- _The request_: Identify the lines that contain the word "испытаний" and copy each one.

[Collection entries]
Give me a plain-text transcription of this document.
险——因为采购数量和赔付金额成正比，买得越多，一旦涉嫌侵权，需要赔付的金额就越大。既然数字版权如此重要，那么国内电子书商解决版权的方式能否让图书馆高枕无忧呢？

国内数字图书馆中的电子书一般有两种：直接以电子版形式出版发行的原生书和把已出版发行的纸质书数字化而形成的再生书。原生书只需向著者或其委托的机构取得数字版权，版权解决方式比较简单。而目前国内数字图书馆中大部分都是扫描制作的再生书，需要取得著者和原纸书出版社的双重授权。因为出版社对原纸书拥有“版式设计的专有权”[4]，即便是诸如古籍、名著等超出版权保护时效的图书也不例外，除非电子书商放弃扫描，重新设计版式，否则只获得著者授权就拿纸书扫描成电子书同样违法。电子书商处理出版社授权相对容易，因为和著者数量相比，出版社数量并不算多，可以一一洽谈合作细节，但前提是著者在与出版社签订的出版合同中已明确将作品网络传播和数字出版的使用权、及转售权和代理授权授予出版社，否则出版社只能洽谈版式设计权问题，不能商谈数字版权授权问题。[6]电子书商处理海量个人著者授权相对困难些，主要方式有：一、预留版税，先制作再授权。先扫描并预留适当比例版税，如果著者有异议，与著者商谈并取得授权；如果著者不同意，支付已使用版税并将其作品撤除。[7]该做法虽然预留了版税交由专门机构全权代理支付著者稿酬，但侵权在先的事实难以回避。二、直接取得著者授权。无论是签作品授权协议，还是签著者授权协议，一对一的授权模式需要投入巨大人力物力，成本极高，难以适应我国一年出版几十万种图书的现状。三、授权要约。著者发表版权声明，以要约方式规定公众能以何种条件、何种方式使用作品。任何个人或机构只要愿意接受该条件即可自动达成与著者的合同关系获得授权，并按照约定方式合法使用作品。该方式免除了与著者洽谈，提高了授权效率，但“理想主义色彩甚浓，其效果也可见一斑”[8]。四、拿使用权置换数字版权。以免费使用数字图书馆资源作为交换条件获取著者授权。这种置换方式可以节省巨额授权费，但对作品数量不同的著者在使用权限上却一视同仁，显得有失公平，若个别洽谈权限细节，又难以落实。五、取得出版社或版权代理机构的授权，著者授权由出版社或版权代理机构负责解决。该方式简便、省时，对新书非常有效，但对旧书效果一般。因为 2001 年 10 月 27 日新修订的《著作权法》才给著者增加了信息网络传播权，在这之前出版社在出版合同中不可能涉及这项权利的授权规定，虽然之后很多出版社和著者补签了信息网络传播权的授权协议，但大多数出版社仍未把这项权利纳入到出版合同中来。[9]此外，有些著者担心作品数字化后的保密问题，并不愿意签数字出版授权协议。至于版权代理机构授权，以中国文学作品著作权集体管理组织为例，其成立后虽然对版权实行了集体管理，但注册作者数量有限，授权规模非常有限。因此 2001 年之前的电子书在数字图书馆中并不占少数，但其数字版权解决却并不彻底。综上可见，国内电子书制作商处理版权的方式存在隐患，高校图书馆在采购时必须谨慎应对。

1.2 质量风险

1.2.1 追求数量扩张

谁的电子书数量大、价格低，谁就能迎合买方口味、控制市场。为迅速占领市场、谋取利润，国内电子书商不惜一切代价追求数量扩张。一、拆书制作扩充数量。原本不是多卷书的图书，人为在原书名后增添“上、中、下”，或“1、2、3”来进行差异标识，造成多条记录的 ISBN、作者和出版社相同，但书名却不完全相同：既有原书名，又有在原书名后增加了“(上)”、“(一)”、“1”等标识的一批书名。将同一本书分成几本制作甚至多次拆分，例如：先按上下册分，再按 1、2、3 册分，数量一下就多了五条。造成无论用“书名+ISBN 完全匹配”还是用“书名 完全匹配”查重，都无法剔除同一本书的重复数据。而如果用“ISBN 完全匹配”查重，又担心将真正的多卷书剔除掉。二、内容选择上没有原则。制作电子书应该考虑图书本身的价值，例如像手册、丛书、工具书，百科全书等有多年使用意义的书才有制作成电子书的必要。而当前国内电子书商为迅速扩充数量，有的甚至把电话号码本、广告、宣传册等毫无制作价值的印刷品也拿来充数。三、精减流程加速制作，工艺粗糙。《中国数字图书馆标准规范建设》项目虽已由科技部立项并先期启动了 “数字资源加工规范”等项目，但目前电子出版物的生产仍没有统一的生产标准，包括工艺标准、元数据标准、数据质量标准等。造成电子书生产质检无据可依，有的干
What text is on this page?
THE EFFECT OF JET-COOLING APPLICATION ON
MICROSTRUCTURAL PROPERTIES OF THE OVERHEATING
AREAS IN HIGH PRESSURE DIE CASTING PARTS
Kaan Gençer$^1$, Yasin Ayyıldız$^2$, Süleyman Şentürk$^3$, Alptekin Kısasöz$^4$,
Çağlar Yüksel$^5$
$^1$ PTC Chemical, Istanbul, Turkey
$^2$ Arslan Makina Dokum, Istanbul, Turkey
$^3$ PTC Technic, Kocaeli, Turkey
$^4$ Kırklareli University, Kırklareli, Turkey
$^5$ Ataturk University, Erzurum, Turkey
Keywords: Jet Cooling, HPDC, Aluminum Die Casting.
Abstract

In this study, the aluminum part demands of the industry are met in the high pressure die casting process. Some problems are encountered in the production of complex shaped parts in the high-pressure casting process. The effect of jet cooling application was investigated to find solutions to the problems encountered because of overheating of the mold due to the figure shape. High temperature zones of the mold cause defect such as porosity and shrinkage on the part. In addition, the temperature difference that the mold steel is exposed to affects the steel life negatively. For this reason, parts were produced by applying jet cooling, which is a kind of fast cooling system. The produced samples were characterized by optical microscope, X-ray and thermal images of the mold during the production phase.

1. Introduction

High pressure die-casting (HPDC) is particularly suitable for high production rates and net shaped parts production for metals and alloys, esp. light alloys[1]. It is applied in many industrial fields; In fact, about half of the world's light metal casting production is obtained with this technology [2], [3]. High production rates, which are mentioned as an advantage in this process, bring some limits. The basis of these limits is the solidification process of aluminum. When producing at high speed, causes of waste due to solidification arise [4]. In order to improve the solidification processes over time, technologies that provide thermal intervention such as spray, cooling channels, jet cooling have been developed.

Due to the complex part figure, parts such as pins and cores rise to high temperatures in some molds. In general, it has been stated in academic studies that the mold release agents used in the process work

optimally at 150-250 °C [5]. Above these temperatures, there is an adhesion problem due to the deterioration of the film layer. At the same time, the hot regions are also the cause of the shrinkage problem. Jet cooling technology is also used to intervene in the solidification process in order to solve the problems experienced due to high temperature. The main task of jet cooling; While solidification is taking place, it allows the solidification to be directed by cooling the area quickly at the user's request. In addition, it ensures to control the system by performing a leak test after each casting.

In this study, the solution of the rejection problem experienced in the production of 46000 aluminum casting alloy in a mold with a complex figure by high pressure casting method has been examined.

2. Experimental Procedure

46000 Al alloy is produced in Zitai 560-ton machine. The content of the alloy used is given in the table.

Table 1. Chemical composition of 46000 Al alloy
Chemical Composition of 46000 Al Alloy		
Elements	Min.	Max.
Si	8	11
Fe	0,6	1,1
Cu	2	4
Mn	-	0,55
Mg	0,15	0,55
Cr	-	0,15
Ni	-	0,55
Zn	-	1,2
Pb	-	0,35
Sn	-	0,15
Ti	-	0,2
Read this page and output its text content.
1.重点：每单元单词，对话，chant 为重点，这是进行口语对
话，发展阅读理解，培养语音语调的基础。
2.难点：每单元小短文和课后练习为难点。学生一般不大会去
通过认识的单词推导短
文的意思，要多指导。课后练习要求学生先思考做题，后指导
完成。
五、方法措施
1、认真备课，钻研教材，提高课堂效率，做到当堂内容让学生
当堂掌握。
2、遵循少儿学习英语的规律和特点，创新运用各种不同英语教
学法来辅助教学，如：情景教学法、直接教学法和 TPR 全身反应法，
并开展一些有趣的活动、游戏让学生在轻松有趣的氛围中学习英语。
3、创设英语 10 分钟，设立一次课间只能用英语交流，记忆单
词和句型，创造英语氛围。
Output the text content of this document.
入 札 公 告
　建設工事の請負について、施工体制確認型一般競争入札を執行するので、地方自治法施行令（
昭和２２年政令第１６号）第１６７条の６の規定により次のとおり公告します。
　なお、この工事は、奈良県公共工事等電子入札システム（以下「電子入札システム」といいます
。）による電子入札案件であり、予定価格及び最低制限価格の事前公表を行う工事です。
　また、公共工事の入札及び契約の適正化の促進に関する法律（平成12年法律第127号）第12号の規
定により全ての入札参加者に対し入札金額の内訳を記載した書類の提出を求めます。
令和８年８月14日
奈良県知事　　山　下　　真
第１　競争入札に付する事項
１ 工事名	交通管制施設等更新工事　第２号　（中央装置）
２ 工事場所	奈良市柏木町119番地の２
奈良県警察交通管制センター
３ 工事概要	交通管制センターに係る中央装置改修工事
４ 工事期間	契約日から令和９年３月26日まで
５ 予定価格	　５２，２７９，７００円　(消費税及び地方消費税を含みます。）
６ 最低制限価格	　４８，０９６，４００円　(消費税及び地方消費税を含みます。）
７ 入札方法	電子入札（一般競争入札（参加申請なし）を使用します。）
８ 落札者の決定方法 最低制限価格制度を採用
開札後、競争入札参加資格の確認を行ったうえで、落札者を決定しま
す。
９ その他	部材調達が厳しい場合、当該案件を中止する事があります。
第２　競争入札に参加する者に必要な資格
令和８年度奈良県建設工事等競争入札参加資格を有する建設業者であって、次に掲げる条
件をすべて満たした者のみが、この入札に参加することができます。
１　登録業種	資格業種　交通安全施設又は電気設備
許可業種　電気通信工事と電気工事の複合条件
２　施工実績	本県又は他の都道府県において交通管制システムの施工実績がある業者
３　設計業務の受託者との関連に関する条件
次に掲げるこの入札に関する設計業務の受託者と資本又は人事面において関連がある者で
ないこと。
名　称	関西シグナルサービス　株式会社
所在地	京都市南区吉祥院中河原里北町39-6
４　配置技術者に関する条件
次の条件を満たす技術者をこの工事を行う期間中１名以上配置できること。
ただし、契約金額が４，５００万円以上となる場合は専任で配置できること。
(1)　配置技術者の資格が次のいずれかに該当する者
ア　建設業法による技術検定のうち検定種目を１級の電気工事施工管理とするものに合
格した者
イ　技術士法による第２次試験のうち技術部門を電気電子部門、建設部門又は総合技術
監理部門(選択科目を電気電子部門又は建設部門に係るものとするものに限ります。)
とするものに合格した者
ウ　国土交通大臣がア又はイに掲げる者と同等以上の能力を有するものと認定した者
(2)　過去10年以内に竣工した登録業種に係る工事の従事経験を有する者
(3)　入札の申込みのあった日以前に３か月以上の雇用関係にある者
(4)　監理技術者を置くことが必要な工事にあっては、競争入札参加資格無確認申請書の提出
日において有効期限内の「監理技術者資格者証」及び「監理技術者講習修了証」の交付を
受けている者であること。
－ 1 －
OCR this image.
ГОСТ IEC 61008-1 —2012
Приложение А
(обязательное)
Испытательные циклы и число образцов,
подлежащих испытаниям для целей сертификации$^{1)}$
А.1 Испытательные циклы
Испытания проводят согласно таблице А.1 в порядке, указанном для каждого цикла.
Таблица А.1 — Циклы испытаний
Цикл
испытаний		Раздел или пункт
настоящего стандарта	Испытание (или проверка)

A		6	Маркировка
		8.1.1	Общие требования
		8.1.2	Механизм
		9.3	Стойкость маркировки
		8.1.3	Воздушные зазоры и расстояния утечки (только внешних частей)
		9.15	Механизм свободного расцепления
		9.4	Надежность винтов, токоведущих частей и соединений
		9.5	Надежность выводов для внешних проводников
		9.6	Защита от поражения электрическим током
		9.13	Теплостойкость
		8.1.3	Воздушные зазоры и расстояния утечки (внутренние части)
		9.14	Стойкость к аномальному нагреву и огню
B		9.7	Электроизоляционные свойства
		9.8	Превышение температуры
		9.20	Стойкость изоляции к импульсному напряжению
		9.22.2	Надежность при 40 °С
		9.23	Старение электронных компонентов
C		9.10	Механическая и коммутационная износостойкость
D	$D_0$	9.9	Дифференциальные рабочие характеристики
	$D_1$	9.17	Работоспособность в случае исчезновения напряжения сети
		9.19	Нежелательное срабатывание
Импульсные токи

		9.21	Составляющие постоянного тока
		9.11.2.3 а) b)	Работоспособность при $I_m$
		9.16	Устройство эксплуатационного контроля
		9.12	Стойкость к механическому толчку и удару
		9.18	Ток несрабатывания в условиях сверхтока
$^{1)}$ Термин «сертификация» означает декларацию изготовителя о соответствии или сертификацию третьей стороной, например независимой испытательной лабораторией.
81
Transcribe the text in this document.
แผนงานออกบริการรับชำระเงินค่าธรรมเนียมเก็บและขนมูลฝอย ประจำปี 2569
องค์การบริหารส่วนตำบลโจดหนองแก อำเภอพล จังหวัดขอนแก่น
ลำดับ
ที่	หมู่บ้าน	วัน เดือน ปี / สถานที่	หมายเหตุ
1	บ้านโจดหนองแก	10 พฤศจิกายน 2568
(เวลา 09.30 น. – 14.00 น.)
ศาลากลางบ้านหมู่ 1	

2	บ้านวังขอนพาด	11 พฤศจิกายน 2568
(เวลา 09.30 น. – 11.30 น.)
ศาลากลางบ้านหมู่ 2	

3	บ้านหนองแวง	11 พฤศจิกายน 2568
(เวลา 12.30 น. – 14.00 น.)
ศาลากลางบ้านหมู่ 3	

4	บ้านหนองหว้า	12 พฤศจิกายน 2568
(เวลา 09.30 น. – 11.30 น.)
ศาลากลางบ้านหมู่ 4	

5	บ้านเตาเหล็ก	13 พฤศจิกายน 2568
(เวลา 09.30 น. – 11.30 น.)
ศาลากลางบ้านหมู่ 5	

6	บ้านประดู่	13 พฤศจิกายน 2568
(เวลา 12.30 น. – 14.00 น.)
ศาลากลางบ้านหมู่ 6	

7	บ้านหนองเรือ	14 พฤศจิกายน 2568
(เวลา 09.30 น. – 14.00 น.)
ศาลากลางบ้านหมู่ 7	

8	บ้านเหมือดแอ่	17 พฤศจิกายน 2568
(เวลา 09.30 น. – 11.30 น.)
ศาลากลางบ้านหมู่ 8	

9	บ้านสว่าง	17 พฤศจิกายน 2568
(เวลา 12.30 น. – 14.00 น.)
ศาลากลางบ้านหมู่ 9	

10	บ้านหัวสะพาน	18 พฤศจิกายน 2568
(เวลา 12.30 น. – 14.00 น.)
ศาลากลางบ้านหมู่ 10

- _Response to this task_:
Таблица А.1 — Циклы испытаний
испытаний		Раздел или пункт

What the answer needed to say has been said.